Provide the number of lines where the word "this" occurs, and no other text.
--- begin ---
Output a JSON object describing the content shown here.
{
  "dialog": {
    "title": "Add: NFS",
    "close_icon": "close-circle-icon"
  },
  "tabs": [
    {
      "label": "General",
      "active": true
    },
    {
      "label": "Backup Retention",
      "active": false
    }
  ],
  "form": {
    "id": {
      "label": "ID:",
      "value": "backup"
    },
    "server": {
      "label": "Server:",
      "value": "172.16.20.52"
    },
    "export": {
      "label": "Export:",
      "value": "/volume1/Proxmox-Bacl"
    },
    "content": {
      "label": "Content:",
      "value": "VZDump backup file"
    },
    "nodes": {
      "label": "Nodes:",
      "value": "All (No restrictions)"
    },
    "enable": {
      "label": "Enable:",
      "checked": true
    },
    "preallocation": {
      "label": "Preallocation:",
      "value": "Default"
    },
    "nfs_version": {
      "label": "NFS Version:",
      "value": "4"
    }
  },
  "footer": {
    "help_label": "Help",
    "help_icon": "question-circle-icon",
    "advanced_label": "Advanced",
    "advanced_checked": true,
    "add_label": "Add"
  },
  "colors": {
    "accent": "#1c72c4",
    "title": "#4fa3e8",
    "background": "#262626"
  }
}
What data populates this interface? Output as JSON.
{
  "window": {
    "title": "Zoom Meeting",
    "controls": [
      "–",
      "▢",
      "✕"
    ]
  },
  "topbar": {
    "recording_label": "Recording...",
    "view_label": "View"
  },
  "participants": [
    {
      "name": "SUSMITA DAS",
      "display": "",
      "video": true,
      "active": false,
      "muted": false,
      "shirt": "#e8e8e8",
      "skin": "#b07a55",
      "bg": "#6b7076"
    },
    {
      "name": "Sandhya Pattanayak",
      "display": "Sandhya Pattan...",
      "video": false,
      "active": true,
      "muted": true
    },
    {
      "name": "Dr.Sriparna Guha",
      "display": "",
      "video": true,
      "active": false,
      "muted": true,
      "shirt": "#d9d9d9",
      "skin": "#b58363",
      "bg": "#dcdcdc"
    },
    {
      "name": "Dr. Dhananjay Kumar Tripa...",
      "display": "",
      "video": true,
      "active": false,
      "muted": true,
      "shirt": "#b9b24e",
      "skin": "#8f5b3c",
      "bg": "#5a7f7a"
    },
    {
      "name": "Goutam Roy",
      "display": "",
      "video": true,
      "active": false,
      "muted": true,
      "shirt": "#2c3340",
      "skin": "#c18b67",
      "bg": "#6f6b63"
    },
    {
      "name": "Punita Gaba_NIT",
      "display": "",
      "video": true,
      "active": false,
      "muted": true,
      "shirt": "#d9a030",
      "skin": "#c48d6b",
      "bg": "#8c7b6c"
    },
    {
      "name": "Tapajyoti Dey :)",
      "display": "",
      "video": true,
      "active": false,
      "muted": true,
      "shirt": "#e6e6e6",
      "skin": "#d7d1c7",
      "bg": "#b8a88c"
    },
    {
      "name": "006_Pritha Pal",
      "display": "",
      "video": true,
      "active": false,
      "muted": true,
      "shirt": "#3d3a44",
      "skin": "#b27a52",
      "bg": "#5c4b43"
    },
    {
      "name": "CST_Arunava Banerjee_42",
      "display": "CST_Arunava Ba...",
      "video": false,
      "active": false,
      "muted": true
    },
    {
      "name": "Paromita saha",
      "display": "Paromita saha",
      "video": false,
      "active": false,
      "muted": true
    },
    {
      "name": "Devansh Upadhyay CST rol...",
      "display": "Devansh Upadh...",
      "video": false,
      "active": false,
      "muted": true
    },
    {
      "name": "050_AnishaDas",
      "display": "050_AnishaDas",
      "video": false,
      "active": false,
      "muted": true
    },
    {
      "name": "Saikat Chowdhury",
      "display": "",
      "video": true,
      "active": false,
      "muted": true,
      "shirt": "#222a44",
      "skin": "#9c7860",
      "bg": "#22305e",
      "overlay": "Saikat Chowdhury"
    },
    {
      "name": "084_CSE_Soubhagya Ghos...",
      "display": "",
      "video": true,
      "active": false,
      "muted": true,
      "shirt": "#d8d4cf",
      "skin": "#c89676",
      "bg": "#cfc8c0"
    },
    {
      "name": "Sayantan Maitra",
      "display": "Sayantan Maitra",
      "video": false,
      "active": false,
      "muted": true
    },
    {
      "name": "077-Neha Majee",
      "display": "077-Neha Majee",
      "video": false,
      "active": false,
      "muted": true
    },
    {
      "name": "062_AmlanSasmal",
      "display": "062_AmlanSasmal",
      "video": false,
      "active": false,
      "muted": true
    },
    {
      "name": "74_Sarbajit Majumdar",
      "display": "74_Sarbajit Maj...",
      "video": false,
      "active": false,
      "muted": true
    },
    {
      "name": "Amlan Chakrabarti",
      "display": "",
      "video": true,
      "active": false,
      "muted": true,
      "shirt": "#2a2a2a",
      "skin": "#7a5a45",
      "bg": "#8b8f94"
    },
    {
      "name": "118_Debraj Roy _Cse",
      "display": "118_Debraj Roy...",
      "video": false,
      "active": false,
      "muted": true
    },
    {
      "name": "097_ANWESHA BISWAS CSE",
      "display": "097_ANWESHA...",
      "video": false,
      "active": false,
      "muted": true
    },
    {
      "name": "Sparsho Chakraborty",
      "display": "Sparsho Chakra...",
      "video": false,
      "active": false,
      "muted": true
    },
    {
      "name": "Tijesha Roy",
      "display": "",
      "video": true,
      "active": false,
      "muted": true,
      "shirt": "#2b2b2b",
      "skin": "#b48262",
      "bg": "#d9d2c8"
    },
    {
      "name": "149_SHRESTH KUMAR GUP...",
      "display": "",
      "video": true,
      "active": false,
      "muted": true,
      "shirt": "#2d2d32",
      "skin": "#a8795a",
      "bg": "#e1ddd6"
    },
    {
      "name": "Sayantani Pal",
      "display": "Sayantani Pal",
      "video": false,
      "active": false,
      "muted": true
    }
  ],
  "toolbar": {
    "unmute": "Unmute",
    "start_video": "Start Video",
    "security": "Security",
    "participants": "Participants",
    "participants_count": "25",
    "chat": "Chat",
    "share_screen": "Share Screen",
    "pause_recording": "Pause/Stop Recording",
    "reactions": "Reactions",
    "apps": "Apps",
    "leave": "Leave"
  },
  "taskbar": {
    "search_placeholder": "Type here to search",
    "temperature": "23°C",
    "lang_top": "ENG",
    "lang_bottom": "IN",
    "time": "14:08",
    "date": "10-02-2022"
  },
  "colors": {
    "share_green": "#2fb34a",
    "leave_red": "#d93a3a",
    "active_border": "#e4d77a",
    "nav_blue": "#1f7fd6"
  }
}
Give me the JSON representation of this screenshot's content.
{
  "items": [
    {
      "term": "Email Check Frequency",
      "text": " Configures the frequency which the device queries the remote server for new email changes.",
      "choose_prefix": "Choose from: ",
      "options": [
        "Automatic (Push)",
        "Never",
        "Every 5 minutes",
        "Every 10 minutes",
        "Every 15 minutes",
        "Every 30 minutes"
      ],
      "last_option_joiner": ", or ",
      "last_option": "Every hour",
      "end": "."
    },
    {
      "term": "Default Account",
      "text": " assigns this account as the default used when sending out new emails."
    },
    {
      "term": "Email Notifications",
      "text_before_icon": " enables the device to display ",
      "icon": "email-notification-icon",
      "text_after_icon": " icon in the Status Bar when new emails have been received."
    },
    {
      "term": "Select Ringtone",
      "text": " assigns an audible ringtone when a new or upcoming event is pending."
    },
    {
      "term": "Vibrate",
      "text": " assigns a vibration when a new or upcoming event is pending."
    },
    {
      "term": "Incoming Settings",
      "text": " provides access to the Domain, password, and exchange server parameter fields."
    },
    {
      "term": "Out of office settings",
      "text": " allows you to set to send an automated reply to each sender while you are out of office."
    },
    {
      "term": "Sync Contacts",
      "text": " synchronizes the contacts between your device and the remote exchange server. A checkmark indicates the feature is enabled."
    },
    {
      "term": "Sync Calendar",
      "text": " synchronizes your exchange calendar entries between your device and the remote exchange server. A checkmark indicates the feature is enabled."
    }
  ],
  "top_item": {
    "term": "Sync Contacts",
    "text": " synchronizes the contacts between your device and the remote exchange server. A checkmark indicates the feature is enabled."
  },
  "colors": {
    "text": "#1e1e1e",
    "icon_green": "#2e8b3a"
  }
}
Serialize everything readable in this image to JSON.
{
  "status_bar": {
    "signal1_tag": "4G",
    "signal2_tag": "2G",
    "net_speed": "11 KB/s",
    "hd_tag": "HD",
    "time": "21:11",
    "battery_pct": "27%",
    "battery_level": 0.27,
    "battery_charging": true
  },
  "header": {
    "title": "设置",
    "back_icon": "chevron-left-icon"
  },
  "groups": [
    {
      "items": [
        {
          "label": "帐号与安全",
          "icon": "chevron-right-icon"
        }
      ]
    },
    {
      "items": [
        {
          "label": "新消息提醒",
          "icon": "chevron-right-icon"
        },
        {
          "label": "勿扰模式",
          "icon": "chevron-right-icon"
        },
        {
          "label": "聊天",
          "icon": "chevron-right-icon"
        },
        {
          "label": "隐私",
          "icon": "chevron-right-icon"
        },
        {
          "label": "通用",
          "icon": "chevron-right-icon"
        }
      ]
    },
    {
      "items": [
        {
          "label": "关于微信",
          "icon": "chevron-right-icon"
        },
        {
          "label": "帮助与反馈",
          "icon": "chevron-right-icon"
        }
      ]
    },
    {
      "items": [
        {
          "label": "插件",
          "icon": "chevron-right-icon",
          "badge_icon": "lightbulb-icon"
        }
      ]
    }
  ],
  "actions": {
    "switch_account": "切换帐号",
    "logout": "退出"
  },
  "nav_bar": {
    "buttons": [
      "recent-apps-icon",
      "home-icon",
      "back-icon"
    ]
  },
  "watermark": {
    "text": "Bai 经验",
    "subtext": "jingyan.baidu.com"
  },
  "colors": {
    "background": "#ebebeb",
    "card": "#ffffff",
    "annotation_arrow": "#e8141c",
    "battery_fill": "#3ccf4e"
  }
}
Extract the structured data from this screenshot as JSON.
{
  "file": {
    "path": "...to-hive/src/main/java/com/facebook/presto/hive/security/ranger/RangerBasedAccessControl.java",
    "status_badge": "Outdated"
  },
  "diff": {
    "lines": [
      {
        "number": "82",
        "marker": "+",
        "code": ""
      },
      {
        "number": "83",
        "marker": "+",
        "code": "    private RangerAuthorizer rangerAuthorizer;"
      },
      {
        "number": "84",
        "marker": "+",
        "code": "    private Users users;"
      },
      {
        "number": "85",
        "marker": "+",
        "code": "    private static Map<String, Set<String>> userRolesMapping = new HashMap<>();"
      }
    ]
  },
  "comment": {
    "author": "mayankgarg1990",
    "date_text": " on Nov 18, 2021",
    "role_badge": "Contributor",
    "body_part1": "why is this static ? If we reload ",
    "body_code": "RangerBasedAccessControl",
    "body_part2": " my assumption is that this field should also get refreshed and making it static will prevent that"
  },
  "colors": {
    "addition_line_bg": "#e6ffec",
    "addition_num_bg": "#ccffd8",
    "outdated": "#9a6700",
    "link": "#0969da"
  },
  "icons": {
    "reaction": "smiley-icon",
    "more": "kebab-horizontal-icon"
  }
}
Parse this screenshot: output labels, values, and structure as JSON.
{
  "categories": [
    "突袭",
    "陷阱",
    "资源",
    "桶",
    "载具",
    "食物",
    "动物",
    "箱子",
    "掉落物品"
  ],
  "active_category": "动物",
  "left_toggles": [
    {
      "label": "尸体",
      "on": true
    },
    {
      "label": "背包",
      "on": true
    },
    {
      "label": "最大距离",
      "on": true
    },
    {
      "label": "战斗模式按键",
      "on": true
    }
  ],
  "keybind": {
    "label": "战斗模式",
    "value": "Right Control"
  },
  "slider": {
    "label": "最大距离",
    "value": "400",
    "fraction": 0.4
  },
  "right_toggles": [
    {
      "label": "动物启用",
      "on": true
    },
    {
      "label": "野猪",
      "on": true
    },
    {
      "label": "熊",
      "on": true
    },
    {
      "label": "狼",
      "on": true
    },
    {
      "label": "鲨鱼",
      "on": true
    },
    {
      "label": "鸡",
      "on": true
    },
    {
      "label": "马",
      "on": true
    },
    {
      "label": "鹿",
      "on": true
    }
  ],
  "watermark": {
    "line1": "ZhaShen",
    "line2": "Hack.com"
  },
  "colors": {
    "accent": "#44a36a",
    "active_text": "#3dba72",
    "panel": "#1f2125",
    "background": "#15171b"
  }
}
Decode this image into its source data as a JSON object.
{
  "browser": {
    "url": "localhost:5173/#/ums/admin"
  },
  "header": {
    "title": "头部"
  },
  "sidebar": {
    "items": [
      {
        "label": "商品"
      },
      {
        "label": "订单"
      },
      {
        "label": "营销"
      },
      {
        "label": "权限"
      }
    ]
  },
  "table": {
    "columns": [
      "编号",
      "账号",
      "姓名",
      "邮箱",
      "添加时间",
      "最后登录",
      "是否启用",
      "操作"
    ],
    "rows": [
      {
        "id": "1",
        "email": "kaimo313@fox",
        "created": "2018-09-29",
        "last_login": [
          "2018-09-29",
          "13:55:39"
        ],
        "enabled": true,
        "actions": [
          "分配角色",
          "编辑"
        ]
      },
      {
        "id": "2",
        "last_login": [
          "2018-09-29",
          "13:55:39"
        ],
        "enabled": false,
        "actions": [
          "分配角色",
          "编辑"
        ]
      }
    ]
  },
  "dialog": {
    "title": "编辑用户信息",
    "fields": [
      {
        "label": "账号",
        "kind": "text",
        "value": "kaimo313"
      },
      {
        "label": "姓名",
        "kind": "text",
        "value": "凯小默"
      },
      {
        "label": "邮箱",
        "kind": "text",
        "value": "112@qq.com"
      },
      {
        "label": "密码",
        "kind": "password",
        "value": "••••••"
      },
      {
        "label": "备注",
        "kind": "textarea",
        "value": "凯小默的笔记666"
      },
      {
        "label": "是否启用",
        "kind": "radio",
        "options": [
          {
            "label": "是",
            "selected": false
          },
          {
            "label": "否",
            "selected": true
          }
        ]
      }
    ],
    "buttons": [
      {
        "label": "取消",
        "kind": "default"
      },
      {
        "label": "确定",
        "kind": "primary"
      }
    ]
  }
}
--- end ---
• TASK SOLUTION:
9